## Assigned task
What lines in the records below contain the string "Drive"? Copy every one.
___ Exercise material ___
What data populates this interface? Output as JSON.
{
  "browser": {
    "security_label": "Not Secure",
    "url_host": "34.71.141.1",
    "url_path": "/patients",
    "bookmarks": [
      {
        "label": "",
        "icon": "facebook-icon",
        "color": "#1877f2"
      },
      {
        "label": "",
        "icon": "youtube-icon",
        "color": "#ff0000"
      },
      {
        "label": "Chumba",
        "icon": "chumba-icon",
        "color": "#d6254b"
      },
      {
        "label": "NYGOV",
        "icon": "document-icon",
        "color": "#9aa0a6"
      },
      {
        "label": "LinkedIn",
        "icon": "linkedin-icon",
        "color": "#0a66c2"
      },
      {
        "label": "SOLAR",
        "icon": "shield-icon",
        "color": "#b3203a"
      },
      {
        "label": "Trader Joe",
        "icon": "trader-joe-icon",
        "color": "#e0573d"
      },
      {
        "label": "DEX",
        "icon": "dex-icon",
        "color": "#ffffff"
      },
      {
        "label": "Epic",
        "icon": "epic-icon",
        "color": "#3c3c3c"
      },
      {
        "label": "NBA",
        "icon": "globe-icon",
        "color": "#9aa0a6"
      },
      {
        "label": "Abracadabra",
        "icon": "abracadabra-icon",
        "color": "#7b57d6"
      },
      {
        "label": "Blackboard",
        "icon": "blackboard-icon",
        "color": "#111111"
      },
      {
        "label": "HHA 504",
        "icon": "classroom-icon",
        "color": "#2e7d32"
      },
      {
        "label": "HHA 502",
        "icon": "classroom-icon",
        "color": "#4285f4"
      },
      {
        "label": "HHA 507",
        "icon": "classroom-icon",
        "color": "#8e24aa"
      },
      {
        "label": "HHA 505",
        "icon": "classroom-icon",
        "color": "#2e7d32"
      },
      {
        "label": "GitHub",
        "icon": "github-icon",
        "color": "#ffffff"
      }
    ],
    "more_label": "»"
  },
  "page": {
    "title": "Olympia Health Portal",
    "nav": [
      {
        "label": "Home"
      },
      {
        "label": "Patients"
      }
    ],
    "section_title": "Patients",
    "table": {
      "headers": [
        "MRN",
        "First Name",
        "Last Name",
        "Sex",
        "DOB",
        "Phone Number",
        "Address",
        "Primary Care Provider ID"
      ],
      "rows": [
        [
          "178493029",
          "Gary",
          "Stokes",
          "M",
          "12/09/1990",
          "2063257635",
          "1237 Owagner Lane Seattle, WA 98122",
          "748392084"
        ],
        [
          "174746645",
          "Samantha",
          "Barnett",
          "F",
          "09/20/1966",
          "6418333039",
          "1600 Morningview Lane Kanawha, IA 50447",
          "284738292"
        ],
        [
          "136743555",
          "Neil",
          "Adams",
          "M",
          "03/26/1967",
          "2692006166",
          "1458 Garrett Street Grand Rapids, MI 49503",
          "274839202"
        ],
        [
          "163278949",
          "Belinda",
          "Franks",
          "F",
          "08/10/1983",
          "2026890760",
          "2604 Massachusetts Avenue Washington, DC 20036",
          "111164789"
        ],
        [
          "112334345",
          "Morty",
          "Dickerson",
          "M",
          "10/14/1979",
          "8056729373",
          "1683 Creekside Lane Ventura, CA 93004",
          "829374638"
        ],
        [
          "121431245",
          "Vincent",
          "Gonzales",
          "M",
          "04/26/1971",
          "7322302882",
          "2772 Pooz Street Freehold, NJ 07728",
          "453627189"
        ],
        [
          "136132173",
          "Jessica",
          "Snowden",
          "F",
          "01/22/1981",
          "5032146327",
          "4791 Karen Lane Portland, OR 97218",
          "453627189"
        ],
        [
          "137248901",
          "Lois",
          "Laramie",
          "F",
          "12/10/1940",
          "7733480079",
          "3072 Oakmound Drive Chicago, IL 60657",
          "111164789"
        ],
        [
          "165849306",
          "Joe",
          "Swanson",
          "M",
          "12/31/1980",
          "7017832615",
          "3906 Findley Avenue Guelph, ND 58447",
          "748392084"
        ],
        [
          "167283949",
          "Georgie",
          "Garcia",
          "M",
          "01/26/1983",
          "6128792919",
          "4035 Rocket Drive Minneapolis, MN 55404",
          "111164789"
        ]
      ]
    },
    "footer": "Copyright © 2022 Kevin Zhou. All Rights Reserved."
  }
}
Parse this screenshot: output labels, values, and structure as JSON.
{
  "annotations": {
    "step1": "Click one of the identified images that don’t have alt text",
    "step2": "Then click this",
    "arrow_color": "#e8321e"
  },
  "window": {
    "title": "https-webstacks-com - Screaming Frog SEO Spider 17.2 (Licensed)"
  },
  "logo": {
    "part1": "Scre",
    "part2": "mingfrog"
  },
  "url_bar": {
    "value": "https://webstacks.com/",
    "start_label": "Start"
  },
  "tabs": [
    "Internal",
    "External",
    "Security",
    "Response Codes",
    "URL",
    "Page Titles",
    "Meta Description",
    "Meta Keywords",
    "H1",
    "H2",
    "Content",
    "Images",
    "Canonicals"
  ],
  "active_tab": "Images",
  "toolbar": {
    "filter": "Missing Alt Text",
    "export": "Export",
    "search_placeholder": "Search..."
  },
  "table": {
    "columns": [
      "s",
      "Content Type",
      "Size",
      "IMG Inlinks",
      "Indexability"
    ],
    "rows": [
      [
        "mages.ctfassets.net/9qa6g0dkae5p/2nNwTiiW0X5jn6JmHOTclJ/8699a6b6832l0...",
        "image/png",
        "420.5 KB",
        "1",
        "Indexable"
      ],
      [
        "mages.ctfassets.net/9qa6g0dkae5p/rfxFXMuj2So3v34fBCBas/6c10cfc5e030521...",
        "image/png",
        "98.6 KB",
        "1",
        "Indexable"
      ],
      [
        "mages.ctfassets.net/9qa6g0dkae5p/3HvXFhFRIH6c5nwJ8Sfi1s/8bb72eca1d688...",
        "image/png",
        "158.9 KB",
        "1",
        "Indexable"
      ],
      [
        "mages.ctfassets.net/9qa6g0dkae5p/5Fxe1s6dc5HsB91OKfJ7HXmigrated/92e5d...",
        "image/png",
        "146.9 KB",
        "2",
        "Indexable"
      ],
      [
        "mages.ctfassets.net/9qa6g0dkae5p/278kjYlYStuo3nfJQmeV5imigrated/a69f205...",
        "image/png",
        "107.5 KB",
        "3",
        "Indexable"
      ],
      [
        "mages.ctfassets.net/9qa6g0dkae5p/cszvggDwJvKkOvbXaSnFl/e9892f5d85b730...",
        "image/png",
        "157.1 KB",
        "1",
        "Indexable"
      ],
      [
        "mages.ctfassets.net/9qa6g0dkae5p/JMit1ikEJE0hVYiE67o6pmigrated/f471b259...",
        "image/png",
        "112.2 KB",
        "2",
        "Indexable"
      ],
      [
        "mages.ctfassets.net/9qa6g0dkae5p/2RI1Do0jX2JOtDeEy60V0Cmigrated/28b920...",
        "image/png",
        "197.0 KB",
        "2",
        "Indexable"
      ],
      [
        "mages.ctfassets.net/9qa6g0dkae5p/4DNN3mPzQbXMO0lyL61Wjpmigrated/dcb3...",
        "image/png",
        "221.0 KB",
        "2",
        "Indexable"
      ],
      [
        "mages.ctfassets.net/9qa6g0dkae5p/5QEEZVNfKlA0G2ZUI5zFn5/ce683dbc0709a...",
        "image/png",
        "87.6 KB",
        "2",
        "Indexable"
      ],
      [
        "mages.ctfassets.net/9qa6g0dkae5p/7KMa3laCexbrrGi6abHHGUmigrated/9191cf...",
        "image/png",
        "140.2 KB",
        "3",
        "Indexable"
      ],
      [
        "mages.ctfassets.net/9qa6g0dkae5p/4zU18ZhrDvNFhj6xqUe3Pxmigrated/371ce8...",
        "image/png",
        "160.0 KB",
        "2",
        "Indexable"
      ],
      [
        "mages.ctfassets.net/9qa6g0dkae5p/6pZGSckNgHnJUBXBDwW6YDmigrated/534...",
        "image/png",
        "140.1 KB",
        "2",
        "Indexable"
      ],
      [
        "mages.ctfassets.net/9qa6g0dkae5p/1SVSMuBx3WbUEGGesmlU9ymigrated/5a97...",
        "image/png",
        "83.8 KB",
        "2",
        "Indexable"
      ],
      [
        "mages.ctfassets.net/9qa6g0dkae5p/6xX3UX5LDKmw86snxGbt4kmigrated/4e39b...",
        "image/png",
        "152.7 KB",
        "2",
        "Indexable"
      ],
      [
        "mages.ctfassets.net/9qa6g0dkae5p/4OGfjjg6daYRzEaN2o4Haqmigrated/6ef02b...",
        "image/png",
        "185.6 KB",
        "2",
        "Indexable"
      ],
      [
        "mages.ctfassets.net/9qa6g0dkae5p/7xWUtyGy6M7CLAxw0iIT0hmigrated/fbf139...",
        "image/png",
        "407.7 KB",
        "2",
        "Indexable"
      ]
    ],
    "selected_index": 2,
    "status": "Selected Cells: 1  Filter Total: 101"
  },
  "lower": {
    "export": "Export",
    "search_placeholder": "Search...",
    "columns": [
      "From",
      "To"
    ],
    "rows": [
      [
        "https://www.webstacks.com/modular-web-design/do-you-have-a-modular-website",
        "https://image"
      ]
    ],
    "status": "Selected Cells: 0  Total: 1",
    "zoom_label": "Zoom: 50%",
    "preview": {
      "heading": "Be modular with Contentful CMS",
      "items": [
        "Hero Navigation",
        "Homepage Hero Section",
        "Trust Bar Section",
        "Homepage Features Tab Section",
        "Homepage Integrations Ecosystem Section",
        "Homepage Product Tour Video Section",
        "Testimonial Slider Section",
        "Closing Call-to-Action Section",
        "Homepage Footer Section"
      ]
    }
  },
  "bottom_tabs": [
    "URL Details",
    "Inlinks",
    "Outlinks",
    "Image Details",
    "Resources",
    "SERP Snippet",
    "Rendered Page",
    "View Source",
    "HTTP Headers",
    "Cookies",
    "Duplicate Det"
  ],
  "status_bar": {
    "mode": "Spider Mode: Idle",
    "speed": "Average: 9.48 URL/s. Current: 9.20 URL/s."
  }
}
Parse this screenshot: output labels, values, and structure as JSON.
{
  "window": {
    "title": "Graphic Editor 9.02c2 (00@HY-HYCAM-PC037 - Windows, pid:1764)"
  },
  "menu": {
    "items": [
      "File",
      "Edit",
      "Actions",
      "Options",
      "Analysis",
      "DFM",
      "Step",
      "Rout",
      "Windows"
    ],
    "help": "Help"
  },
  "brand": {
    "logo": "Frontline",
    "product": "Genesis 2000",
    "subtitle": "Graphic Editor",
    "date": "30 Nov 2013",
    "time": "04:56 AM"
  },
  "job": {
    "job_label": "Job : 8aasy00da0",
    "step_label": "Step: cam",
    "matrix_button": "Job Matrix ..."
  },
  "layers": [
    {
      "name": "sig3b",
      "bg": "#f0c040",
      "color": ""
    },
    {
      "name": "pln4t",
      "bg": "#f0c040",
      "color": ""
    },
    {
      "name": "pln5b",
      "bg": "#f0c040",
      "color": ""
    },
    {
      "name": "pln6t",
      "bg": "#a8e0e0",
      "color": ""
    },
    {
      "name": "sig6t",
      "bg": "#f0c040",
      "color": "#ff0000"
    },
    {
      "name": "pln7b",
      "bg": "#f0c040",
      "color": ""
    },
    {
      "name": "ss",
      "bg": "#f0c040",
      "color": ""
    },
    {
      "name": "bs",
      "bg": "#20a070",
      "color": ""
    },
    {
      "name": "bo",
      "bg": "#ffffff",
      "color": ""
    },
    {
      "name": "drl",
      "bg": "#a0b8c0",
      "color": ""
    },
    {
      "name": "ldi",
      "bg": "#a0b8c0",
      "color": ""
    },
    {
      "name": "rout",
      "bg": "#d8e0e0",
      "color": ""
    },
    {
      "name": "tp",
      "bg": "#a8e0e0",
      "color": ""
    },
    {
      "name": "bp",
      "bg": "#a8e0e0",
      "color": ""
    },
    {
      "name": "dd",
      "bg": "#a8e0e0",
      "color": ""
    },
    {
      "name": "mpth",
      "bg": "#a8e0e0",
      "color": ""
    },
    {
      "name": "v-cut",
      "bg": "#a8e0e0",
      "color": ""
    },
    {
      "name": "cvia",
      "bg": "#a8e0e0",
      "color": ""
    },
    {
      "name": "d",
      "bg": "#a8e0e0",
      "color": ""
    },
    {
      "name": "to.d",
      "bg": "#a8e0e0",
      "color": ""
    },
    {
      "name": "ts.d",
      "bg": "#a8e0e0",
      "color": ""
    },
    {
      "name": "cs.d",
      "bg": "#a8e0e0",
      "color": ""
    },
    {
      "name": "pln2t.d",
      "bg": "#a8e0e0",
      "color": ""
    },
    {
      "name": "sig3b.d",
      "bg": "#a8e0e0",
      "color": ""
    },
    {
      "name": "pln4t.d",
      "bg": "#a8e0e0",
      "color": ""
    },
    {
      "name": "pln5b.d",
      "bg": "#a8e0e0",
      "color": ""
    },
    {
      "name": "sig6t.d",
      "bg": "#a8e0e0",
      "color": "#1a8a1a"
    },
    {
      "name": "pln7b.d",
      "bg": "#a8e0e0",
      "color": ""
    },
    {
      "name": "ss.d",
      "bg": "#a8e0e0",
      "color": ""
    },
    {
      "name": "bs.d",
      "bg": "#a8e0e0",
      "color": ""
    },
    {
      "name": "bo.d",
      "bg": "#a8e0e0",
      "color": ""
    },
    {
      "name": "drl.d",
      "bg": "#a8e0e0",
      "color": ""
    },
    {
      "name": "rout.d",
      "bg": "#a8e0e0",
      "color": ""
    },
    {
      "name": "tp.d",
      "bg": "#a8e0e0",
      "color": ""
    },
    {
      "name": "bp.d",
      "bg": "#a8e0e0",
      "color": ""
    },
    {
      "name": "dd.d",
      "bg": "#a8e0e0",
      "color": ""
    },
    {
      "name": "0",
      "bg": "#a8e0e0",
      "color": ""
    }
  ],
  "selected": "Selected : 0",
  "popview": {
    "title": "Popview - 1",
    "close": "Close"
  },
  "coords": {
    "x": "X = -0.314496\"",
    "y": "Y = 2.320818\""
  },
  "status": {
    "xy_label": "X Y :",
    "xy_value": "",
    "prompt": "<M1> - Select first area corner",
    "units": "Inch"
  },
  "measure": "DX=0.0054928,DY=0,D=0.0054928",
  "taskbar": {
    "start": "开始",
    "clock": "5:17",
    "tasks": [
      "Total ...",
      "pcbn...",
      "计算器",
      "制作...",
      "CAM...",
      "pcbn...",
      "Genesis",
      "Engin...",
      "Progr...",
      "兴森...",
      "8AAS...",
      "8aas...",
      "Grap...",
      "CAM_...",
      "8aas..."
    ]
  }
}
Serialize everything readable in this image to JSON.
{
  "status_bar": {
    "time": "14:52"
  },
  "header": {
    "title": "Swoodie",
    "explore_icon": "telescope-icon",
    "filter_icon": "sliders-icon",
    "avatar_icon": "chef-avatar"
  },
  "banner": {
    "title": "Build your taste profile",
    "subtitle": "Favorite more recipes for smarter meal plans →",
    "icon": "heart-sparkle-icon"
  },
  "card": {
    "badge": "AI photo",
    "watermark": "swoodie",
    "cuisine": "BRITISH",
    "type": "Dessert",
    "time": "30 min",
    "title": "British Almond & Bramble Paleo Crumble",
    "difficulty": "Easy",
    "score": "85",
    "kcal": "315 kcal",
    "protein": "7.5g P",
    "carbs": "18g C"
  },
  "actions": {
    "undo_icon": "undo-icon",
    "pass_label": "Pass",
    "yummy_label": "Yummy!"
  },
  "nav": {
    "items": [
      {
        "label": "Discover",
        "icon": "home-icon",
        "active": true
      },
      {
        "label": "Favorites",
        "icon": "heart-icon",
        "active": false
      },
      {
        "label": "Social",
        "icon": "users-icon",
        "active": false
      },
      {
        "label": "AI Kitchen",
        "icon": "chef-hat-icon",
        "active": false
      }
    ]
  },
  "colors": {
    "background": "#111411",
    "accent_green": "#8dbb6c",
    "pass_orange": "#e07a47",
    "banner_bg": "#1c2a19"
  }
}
___
## Response area
          "3072 Oakmound Drive Chicago, IL 60657",
          "4035 Rocket Drive Minneapolis, MN 55404",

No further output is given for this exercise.